◆ **PASSAGE PROVIDED**:
#####

Article illustrative image Partner logo Kissinger meets Mao "via Instagram"

-Analysis-

BEIJING - As one of the key figures in the normalization of the Sino-U.S. relationship, Henry Kissinger’s name is well-known in China. In 1971, he led a secret delegation to visit China and took the very critical first step forward in high-level exchanges between China and the United States.

Forty years after his first visit to Beijing, his book, On China has been published in Chinese. 

The book dwells mostly on how China and America managed to step away from Cold War  confrontation and hostility to find a path towards conciliation and collaboration. As one of the central participants of this period, Kissinger does have some unique insight.

From his point of view, past history provides a mirror for the two countries’ decision-makers.

When modern China was established in 1949, U.S. Secretary of State Dean Acheson proclaimed the idea of establishing a new Sino-U.S. relationship built on mutual respect and mutual help. But the outbreak of the Korean War disrupted the strategic structure in East Asia and caused China’s “one-sided” choice to support socialism and the former Soviet Union.

This was in essence a choice of confrontation with the United States. It does not mean that China shares common interests with the former USSR. It was not until the end of the 1960s that, due to the changes that both countries underwent in domestic political patterns and in East Asia, China and America returned to the path that Dean Acheson had envisioned.

Kissinger stressed repeatedly in his book the two principles of “equality” and “pragmatism.” But what does he mean by that?

He points out that traditional Confucianism, strategic thinking and a “counter-barbarian” or “anti-foreign” stance had a very critical influence on ancient China’s diplomatic tactics. On the diplomatic front, the Chinese decision-makers on the one hand boost China as a sovereign state with arrogance, and on the other hand use the diplomatic skill of containing one barbarian with another barbarian. These manifestations are based on the Confucian concept of hierarchical order.

In Kissinger’s eye, the traditional idea of using a counter-barbarian strategy and thinking of a system of vassal states still persists in the minds of some Chinese leaders. The description is not entirely false, but it is not accurate either.

Mao Zedong had the characteristics of a traditional Chinese policymaker who sought to maximize his own benefits in the contradictions between other nations. This was the modern version of the ancient saw of “overcoming barbarians by barbarians.” Mao’s vision of Asia looked like the reconstruction of an imperial clan.

However, the situation has changed since the era of Deng Xiaoping. Although Deng still embodied the mystery that existed among the supreme policymakers of ancient China’s political culture, in a diplomatic context Deng adhered to the principles of equality and pragmatism. This diplomatic approach has been followed by all China’s leaders after him.

#####

◆ **DIRECTIVES**:
1) Reproduce, word for word, the part of the article on Kissinger's On China that opens with the words containing "Mao Zedong had" and closes with "an imperial clan.".
2) Resume the article on Kissinger's On China from the point where it ends, and add the next few paragraphs.

◆ **SUPPLIED DATA**:
#####

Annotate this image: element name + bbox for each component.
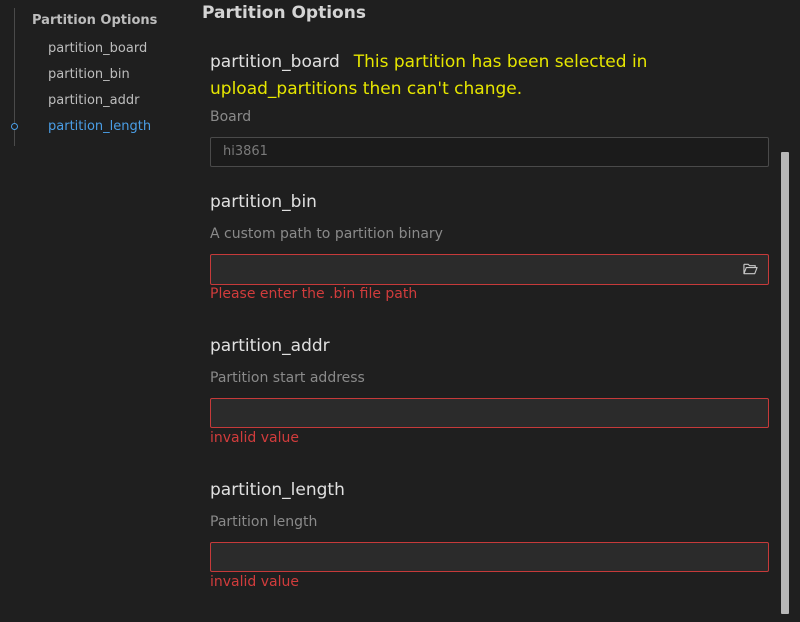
partition-addr-description: Partition start address [210, 370, 365, 386]
sidebar-item-partition-bin[interactable]: partition_bin [48, 67, 130, 82]
partition-board-description: Board [210, 109, 252, 125]
sidebar-title[interactable]: Partition Options [32, 13, 157, 28]
partition-addr-title: partition_addr [210, 336, 330, 356]
partition-length-input[interactable] [210, 542, 769, 572]
partition-board-title: partition_board [210, 52, 340, 72]
folder-open-icon[interactable] [743, 262, 758, 275]
vertical-scrollbar[interactable] [781, 152, 789, 614]
partition-length-description: Partition length [210, 514, 318, 530]
outline-sidebar: Partition Options partition_board partit… [0, 0, 190, 622]
board-input: hi3861 [210, 137, 769, 167]
partition-addr-input[interactable] [210, 398, 769, 428]
sidebar-item-partition-board[interactable]: partition_board [48, 41, 147, 56]
partition-addr-error: invalid value [210, 430, 299, 446]
partition-length-title: partition_length [210, 480, 345, 500]
partition-bin-input[interactable] [210, 254, 769, 285]
sidebar-item-partition-length[interactable]: partition_length [48, 119, 151, 134]
partition-bin-error: Please enter the .bin file path [210, 286, 418, 302]
settings-page: Partition Options partition_board partit… [0, 0, 800, 622]
partition-bin-description: A custom path to partition binary [210, 226, 443, 242]
partition-board-header: partition_board This partition has been s… [210, 49, 780, 103]
section-title: Partition Options [202, 3, 366, 23]
active-marker-icon [11, 123, 18, 130]
partition-bin-title: partition_bin [210, 192, 317, 212]
partition-length-error: invalid value [210, 574, 299, 590]
board-input-value: hi3861 [223, 144, 268, 159]
sidebar-item-partition-addr[interactable]: partition_addr [48, 93, 140, 108]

#####

◆ **OUTPUTS IN ORDER**:
1)
Mao Zedong had the characteristics of a traditional Chinese policymaker who sought to maximize his own benefits in the contradictions between other nations. This was the modern version of the ancient saw of “overcoming barbarians by barbarians.” Mao’s vision of Asia looked like the reconstruction of an imperial clan.

2)
Kissinger is neither a historian, nor a scholar of culture. His discourse about Chinese tradition and history are rather aimed at providing diplomatic thinking and resolving the issue of current and future Sino-U.S. exchanges.

What kind of "rise"?

His focus is on the impact of a “rising China,” as leaders in Beijing emphasize the benefits of China’s “peaceful rise” for East Asia and for the world.

Meanwhile, in specific diplomatic events, China had often taken a tough stance in safeguarding its national interests, and has appealed to domestic opinion by playing up its strong position in Asia -- as well as in the rest of the world. This leads Kissinger to raise a fundamental question: Will a strong China necessarily lead to irreconcilable conflict between China and America?

Taking the conflicting interests between Britain and Germany prior to World War I as a point of comparison, Kissinger draws the conclusion that when there is friction between two nations’ interests and that it is regarded as irreconcilable, a conflict will be inevitable. It can only result in a zero-sum game, whereby there can ultimately remain only one superpower.

Still, if the two nations recognize that frictions are inevitable, they may be able to make adjustments necessary for a peaceful situation to be maintained.

Kissinger acknowledges that as China becomes more and more powerful, more frictions are bound to occur, amplified by the two countries’ different forms of government.

In both his optimism and worries, Kissinger manifests a certain kind of American naïveté. His understanding of China's internal ideological trajectory is simplistic and misleading.

In China, since the mid-1990s, the public has demanded that the government be tough in foreign affairs. At that time, a best-seller called China Can Say No stirred up nationalist sentiment. The more recent Unhappy China is merely updating that book for the new era. Separated by a decade, both books are badly written and aimed at inciting their audience by playing to strict economic interests. And even if the audience finds in these books an emotional catharsis, they have no effective impact whatsoever on the Chinese government’s foreign policy.